(Dataset excerpt)
** Begin **

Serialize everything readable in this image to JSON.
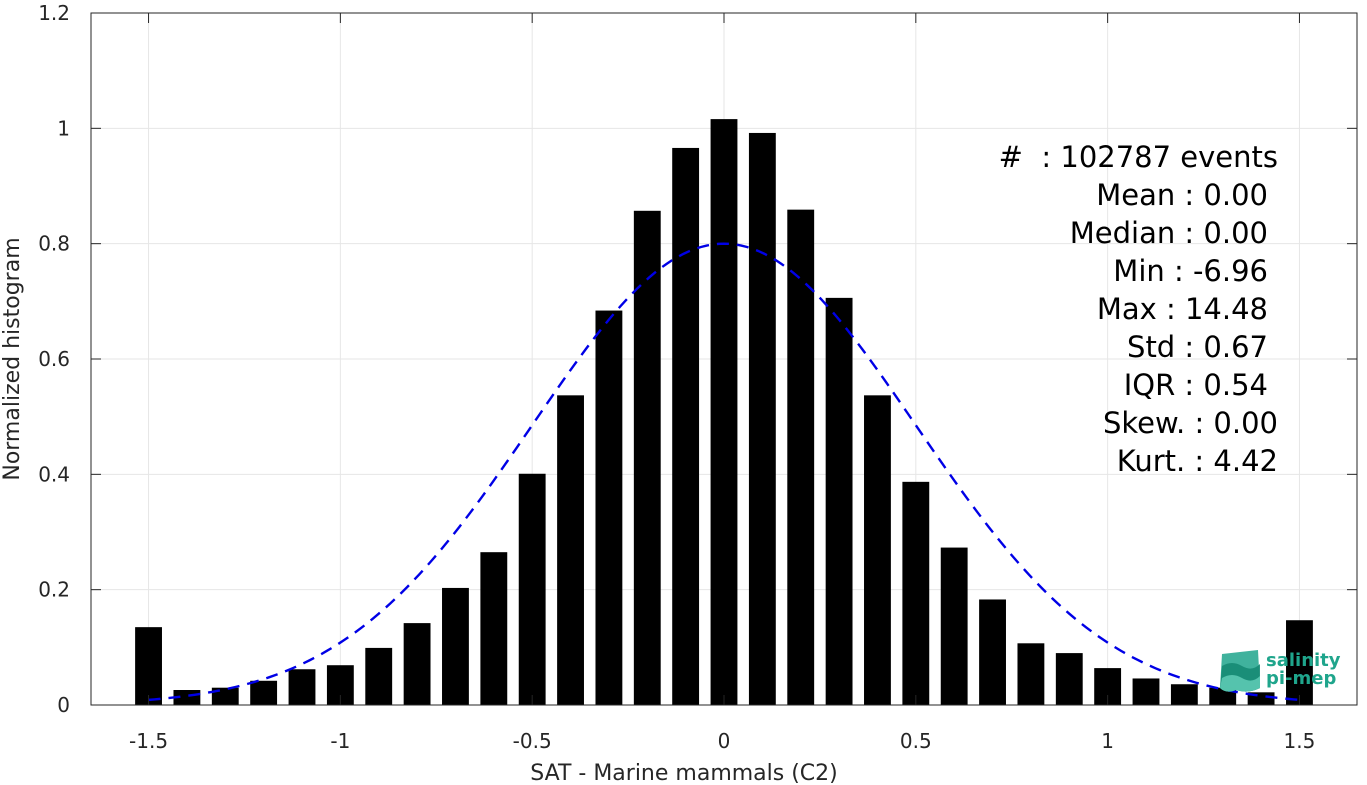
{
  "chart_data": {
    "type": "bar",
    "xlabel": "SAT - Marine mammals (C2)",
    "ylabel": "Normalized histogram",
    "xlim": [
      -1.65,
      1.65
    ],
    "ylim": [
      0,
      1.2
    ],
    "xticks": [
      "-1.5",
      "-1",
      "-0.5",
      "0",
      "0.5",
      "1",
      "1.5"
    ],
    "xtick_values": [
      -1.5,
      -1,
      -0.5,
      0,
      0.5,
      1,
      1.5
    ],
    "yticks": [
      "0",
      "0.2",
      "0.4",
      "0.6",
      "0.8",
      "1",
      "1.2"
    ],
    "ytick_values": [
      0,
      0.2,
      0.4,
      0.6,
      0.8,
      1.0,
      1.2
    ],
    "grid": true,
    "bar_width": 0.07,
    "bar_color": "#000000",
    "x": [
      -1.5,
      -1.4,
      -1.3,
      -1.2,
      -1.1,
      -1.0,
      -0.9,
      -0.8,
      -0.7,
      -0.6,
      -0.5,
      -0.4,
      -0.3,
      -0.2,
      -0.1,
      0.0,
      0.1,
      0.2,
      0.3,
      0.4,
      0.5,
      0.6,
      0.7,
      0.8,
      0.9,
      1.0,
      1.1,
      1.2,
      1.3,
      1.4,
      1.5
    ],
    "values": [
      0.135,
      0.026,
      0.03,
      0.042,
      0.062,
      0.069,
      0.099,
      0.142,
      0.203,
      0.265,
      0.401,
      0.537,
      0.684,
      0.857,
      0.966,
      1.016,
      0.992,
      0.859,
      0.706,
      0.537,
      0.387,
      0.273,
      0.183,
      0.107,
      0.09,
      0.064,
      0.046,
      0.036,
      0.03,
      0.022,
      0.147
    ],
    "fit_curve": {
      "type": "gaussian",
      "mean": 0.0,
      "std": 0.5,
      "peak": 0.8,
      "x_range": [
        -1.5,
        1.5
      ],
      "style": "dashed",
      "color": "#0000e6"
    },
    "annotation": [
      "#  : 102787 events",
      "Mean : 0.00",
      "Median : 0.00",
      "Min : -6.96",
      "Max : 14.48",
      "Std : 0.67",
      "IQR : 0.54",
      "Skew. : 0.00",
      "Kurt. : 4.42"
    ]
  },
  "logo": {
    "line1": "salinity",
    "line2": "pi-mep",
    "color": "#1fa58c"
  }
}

** End **

(Work to do) Return every line of the records exactly as given, pictures excluded.

(Solution)
Serialize everything readable in this image to JSON.
{
  "chart_data": {
    "type": "bar",
    "xlabel": "SAT - Marine mammals (C2)",
    "ylabel": "Normalized histogram",
    "xlim": [
      -1.65,
      1.65
    ],
    "ylim": [
      0,
      1.2
    ],
    "xticks": [
      "-1.5",
      "-1",
      "-0.5",
      "0",
      "0.5",
      "1",
      "1.5"
    ],
    "xtick_values": [
      -1.5,
      -1,
      -0.5,
      0,
      0.5,
      1,
      1.5
    ],
    "yticks": [
      "0",
      "0.2",
      "0.4",
      "0.6",
      "0.8",
      "1",
      "1.2"
    ],
    "ytick_values": [
      0,
      0.2,
      0.4,
      0.6,
      0.8,
      1.0,
      1.2
    ],
    "grid": true,
    "bar_width": 0.07,
    "bar_color": "#000000",
    "x": [
      -1.5,
      -1.4,
      -1.3,
      -1.2,
      -1.1,
      -1.0,
      -0.9,
      -0.8,
      -0.7,
      -0.6,
      -0.5,
      -0.4,
      -0.3,
      -0.2,
      -0.1,
      0.0,
      0.1,
      0.2,
      0.3,
      0.4,
      0.5,
      0.6,
      0.7,
      0.8,
      0.9,
      1.0,
      1.1,
      1.2,
      1.3,
      1.4,
      1.5
    ],
    "values": [
      0.135,
      0.026,
      0.03,
      0.042,
      0.062,
      0.069,
      0.099,
      0.142,
      0.203,
      0.265,
      0.401,
      0.537,
      0.684,
      0.857,
      0.966,
      1.016,
      0.992,
      0.859,
      0.706,
      0.537,
      0.387,
      0.273,
      0.183,
      0.107,
      0.09,
      0.064,
      0.046,
      0.036,
      0.03,
      0.022,
      0.147
    ],
    "fit_curve": {
      "type": "gaussian",
      "mean": 0.0,
      "std": 0.5,
      "peak": 0.8,
      "x_range": [
        -1.5,
        1.5
      ],
      "style": "dashed",
      "color": "#0000e6"
    },
    "annotation": [
      "#  : 102787 events",
      "Mean : 0.00",
      "Median : 0.00",
      "Min : -6.96",
      "Max : 14.48",
      "Std : 0.67",
      "IQR : 0.54",
      "Skew. : 0.00",
      "Kurt. : 4.42"
    ]
  },
  "logo": {
    "line1": "salinity",
    "line2": "pi-mep",
    "color": "#1fa58c"
  }
}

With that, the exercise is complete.